Stored records
-- begin --
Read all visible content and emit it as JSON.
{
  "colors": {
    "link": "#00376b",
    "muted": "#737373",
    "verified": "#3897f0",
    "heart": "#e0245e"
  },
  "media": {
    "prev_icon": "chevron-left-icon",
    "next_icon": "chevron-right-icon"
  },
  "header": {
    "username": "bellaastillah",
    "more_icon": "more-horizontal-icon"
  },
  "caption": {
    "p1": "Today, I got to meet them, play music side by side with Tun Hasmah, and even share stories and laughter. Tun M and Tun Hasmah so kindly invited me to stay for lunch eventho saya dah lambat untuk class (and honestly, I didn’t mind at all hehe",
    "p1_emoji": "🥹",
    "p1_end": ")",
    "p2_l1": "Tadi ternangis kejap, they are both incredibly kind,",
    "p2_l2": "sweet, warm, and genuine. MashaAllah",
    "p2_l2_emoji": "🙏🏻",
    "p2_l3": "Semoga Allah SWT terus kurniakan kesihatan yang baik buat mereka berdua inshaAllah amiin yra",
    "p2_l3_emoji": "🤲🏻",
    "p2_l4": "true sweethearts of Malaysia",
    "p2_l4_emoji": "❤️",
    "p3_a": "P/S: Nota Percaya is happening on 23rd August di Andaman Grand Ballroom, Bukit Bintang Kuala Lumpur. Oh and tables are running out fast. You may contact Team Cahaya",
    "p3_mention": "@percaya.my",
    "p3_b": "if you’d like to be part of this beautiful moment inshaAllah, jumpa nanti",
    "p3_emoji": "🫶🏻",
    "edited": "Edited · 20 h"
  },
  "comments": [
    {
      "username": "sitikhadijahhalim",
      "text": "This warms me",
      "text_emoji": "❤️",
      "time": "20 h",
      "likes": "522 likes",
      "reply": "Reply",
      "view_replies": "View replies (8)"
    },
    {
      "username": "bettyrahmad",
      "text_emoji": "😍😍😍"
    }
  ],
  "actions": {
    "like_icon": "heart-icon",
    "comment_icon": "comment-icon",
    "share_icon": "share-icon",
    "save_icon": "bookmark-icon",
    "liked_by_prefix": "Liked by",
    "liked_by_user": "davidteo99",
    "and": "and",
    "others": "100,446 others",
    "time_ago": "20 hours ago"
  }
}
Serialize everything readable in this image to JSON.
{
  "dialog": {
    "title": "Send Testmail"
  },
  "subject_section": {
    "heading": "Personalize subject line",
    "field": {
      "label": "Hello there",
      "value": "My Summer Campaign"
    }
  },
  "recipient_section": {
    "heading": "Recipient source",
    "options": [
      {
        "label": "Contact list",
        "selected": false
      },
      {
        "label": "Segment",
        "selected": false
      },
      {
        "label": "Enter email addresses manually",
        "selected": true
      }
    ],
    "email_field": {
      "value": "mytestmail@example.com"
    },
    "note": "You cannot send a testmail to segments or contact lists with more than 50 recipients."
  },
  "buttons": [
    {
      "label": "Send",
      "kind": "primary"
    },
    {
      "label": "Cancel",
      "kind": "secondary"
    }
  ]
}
-- end --
REQUIRED TASK:
Your answer should be a single number: the count of lines that contain "share".

WRITTEN RESPONSE:
2